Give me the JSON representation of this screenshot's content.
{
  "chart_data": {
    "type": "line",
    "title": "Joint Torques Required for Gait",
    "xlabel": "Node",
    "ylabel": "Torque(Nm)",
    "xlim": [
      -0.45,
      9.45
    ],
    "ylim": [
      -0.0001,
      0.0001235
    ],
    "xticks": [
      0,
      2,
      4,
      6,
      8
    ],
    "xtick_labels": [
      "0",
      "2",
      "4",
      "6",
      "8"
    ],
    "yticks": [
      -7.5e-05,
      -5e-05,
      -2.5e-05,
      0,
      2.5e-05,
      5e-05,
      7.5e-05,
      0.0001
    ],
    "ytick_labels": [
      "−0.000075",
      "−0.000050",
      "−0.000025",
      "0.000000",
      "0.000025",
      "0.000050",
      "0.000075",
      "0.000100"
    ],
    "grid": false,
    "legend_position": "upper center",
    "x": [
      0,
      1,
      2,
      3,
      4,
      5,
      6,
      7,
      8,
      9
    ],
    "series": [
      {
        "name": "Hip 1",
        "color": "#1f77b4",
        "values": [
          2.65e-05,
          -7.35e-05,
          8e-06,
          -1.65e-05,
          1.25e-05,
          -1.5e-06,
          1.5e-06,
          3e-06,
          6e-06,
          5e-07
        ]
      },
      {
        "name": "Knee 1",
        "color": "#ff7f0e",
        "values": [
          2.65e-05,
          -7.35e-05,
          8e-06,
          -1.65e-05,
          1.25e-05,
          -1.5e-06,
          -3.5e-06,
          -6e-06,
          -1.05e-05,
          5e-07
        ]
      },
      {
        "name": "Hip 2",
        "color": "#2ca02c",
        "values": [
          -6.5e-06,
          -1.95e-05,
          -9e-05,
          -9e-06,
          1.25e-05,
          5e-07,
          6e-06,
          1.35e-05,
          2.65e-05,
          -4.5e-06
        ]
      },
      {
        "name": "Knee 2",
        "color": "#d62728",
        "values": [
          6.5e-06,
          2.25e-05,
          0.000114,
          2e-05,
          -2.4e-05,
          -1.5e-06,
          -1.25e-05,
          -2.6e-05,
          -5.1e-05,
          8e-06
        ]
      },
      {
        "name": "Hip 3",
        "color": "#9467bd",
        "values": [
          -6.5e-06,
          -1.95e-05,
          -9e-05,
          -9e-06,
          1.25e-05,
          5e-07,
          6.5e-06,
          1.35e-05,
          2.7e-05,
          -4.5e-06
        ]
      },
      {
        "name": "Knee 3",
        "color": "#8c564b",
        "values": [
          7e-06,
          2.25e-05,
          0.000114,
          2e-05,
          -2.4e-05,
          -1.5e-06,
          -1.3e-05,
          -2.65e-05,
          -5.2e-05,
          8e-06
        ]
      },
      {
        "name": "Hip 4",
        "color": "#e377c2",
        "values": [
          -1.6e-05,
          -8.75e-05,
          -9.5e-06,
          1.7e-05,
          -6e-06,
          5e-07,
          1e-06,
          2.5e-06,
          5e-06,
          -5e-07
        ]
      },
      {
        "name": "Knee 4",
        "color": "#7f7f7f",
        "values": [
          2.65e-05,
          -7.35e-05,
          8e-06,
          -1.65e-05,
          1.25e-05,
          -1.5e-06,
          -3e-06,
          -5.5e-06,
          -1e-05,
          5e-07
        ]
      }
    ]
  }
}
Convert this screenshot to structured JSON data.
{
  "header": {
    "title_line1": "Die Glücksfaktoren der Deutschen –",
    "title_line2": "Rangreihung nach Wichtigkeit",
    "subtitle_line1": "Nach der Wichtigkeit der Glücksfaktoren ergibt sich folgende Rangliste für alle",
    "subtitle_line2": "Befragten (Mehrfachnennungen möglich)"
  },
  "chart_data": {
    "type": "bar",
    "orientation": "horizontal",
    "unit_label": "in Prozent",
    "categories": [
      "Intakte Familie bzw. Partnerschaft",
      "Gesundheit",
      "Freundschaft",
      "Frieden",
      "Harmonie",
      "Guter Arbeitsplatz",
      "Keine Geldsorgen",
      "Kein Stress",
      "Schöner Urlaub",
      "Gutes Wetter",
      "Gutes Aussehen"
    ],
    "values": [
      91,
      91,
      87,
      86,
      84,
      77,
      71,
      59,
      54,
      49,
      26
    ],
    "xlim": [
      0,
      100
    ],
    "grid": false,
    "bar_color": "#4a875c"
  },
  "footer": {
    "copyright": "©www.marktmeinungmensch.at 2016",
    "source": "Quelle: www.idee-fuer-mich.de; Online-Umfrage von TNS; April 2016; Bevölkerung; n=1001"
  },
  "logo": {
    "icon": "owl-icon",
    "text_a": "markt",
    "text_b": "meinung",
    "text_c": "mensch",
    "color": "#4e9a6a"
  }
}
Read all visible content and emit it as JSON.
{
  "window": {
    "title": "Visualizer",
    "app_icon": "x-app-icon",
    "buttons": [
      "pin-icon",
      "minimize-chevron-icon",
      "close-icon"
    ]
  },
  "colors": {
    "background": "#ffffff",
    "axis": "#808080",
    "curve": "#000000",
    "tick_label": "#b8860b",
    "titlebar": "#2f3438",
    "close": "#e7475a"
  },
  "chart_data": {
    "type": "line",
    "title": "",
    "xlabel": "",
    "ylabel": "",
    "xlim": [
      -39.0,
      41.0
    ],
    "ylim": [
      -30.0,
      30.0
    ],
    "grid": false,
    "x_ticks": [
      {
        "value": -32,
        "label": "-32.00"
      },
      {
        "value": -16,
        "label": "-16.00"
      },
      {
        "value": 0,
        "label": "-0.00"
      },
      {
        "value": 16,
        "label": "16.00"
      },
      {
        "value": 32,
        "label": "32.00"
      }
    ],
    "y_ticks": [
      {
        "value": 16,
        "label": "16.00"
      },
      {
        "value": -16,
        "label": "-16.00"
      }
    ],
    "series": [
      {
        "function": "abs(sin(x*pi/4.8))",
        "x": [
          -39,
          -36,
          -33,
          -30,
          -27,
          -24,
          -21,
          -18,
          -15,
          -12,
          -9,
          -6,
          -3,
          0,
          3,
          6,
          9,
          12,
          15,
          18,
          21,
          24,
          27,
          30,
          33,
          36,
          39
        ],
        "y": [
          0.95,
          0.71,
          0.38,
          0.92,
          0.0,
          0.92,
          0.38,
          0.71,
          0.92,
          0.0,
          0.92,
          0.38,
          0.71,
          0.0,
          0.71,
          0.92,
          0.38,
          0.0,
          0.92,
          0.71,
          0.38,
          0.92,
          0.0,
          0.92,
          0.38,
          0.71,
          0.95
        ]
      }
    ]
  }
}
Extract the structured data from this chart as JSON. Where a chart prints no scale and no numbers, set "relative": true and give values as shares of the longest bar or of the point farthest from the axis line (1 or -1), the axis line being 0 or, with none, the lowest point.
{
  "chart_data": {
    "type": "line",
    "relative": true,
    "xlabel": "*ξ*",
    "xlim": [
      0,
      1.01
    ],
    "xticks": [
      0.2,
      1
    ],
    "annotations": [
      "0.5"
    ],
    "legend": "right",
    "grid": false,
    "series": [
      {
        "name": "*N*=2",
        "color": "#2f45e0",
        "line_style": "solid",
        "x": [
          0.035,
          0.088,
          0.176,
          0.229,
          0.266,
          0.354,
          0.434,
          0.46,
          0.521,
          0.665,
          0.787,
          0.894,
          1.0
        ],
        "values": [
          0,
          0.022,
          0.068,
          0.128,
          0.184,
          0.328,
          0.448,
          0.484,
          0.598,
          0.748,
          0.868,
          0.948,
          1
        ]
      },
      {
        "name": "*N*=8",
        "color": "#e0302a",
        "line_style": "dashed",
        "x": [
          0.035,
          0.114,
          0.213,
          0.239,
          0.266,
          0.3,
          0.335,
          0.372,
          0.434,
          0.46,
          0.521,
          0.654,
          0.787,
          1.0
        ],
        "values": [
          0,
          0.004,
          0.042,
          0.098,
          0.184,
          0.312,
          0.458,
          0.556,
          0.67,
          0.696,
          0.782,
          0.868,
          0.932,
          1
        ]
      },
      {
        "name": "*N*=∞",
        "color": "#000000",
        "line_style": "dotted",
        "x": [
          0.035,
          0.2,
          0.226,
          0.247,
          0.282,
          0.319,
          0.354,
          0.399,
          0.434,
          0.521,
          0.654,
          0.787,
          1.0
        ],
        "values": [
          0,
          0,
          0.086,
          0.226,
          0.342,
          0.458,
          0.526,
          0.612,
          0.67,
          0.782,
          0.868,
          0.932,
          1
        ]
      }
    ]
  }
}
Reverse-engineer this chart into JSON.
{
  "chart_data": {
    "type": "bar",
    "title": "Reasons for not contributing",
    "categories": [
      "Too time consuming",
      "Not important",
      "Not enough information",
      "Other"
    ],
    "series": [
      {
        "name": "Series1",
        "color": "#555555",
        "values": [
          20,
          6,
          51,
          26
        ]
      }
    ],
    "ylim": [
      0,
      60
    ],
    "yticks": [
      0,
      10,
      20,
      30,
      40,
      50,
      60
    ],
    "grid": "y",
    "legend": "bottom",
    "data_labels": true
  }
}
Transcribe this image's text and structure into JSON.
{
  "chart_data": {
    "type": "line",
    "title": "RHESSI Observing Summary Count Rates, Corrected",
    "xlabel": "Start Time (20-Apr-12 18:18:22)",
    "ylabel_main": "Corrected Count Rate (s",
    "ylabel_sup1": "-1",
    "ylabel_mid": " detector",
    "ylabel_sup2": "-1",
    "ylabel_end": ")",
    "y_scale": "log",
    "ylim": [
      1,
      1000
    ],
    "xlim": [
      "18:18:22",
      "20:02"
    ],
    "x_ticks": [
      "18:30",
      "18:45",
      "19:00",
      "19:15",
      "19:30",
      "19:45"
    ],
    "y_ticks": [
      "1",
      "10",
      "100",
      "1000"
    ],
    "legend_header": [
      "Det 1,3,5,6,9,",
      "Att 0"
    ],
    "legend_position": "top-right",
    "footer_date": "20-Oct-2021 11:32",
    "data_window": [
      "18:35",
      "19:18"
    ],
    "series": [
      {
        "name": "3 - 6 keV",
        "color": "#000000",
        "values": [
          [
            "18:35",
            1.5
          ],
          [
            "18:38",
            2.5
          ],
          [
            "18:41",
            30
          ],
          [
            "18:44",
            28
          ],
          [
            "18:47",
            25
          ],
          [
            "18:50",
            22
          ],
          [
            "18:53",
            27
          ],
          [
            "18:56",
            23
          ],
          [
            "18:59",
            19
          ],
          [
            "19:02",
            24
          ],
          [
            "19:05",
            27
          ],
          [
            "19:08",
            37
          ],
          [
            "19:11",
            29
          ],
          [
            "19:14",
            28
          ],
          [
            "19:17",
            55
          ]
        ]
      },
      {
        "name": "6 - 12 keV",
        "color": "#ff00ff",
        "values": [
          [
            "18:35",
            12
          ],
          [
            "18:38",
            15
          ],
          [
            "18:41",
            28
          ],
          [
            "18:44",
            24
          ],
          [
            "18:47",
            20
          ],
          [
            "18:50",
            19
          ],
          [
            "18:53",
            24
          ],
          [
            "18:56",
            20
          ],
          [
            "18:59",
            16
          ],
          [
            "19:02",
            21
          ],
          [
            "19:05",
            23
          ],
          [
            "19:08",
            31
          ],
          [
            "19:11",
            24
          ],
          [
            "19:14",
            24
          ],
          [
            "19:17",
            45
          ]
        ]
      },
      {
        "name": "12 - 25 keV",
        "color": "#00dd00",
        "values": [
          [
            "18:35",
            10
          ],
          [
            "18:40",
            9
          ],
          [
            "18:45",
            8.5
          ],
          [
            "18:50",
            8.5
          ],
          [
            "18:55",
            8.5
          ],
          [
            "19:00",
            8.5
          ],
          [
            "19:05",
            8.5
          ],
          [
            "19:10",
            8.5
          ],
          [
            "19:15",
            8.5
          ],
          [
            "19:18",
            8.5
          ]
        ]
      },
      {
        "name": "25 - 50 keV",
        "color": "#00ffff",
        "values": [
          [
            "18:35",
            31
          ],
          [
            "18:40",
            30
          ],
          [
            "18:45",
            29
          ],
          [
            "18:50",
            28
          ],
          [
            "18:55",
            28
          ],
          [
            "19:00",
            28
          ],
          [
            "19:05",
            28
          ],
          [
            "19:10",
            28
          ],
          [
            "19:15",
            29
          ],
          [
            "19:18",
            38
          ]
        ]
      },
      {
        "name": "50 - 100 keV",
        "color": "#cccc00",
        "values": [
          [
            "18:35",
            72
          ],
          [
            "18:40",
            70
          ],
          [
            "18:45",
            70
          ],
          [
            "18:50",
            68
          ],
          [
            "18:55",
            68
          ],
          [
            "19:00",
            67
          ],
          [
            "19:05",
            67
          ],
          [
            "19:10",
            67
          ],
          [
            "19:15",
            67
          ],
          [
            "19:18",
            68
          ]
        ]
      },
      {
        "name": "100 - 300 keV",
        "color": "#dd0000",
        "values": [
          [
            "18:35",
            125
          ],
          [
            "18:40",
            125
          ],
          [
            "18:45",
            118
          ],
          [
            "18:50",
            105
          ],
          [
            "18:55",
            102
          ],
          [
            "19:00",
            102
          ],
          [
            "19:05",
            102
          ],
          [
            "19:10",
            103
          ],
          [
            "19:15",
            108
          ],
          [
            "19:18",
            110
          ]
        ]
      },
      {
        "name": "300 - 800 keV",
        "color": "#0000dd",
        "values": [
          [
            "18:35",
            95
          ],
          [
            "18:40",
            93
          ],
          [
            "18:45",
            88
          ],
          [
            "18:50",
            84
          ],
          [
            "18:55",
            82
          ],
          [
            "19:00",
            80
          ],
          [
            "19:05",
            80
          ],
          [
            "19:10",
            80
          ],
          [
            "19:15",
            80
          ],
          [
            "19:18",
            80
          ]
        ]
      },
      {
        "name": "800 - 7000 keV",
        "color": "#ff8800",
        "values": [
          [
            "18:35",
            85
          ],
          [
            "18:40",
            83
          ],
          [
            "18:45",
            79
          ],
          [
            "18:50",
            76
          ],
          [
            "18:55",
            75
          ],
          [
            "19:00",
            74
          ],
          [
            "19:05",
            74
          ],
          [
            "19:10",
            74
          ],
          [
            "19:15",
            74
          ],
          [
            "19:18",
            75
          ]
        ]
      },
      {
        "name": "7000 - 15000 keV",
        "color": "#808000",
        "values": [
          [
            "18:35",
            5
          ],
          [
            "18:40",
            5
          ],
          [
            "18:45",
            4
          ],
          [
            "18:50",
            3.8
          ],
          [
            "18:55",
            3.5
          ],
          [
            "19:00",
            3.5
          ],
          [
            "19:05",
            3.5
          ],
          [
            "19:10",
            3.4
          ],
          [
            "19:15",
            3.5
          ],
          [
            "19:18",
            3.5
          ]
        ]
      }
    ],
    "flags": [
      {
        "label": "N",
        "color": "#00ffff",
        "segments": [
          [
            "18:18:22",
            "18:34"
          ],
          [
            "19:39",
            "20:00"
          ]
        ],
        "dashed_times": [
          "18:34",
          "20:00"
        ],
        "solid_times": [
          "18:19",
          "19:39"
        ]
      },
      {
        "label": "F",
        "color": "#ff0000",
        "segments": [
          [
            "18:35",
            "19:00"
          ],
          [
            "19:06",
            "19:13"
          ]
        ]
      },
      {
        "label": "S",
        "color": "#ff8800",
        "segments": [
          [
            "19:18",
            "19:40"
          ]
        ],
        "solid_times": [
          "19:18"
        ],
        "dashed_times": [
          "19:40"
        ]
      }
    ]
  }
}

Stated problem »
Pick out lines containing the word "JSON", each one as written.

Exercise solution »
Give me the JSON representation of this screenshot's content.
Convert this screenshot to structured JSON data.
Read all visible content and emit it as JSON.
Extract the structured data from this chart as JSON. Where a chart prints no scale and no numbers, set "relative": true and give values as shares of the longest bar or of the point farthest from the axis line (1 or -1), the axis line being 0 or, with none, the lowest point.
Reverse-engineer this chart into JSON.
Transcribe this image's text and structure into JSON.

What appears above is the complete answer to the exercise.